** start of DATA FOR THE TASK **

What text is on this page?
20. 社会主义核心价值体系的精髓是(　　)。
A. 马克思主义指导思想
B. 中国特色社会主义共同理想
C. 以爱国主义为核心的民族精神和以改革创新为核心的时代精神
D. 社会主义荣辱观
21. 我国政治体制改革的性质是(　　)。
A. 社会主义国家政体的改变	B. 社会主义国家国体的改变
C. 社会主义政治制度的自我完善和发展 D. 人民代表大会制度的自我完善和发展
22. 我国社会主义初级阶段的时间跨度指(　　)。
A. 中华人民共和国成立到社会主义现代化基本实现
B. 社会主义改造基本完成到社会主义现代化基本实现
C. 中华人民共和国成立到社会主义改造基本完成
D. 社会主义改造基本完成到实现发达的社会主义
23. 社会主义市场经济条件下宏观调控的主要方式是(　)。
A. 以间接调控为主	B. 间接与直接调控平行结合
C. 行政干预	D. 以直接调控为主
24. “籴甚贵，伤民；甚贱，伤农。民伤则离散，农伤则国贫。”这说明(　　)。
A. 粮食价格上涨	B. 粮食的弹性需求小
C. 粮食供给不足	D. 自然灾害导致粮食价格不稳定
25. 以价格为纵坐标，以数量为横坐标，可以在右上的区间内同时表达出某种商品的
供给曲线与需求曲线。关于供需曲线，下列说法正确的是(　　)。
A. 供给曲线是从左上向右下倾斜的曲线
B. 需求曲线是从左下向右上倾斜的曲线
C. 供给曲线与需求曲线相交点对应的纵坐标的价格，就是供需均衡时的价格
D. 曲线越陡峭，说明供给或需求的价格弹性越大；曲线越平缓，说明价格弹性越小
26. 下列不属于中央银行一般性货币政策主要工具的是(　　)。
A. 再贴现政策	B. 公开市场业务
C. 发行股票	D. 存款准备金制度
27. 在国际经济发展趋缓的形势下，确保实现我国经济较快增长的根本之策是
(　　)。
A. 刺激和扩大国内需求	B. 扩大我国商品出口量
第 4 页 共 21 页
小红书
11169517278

** end of DATA FOR THE TASK **
** start of DATA FOR THE TASK **

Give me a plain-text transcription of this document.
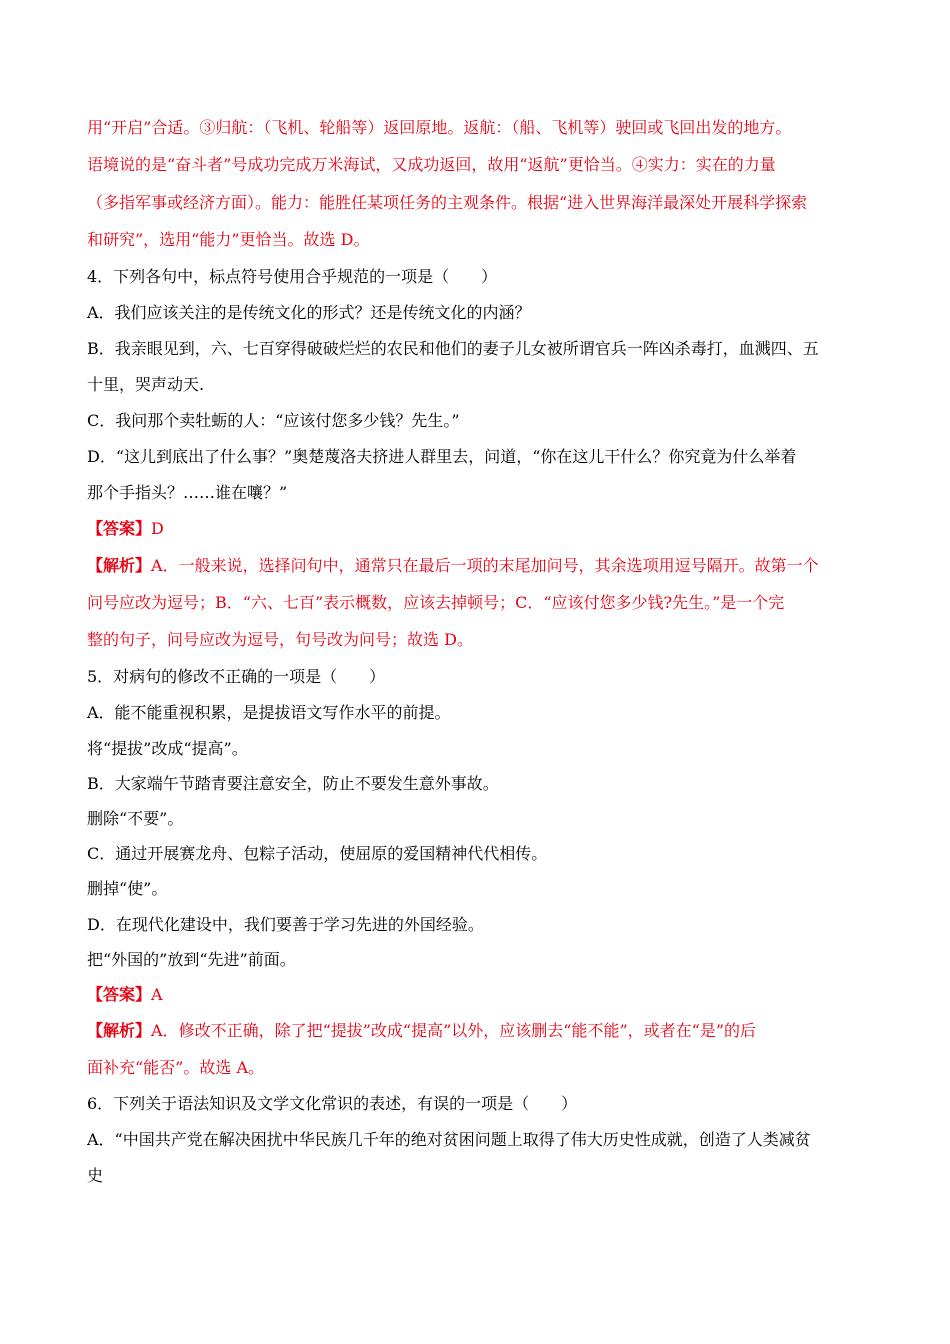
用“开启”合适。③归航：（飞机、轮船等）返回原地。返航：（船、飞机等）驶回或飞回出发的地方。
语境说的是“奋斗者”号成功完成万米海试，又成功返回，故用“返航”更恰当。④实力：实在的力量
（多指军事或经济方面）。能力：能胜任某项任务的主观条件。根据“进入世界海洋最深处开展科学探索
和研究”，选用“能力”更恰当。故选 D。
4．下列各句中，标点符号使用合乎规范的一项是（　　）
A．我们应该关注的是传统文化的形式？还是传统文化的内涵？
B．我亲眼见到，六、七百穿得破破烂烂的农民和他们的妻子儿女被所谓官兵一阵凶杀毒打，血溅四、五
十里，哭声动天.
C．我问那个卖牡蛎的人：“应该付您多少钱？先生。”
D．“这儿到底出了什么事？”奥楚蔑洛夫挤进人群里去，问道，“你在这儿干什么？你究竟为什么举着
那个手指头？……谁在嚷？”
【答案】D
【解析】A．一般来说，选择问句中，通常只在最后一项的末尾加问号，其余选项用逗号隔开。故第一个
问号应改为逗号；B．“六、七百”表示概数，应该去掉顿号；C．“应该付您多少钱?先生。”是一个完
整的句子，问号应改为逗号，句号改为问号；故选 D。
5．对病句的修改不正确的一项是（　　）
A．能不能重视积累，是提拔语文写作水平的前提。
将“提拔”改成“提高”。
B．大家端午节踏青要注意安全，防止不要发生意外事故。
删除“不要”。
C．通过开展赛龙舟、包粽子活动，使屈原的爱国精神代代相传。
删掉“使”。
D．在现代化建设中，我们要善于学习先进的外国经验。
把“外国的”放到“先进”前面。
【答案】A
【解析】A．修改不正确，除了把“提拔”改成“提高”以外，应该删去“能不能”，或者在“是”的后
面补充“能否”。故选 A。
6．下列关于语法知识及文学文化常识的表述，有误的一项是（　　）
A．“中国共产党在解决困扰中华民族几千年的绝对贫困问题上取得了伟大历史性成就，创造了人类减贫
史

** end of DATA FOR THE TASK **

Go through the records above, find every line with the word "this", and list those lines.

What text is on this page?
Give me a plain-text transcription of this document.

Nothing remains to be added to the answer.